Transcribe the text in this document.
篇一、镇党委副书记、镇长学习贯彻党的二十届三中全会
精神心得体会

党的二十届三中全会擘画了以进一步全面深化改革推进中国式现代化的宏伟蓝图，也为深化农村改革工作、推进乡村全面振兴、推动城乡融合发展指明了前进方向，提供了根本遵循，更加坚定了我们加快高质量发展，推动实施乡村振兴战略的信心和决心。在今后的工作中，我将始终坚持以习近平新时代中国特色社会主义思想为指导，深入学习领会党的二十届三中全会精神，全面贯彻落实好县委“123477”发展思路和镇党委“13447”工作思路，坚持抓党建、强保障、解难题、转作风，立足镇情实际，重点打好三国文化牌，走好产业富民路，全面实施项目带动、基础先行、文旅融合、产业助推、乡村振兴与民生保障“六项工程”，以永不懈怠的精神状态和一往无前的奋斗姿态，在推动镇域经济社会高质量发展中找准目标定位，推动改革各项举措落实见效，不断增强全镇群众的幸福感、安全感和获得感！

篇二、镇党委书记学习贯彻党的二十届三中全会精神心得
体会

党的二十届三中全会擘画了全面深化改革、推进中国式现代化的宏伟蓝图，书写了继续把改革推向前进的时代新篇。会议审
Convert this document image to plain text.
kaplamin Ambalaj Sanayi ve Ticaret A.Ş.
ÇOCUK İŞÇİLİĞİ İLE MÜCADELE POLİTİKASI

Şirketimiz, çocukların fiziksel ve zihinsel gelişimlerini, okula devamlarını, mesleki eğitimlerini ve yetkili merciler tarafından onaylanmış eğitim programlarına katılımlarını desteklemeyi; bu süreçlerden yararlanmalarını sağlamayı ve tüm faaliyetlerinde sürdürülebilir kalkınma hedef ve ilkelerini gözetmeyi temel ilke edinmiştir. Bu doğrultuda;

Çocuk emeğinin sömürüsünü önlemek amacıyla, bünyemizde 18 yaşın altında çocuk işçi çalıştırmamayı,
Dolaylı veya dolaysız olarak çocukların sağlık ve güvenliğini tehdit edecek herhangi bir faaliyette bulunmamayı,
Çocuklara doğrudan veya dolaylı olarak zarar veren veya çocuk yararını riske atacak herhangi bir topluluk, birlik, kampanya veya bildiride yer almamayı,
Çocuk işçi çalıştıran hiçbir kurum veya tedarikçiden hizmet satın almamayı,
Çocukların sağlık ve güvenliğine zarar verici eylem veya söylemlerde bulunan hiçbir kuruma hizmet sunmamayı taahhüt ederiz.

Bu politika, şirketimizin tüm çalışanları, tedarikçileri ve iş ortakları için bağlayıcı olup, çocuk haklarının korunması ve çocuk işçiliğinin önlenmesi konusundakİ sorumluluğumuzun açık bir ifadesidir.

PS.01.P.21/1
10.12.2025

= = =

▸ **EXERCISE REQUIREMENTS**: Tally up the lines in the records containing the word "text", then give the count and nothing else.

▸ **THE RESPONSE**: 2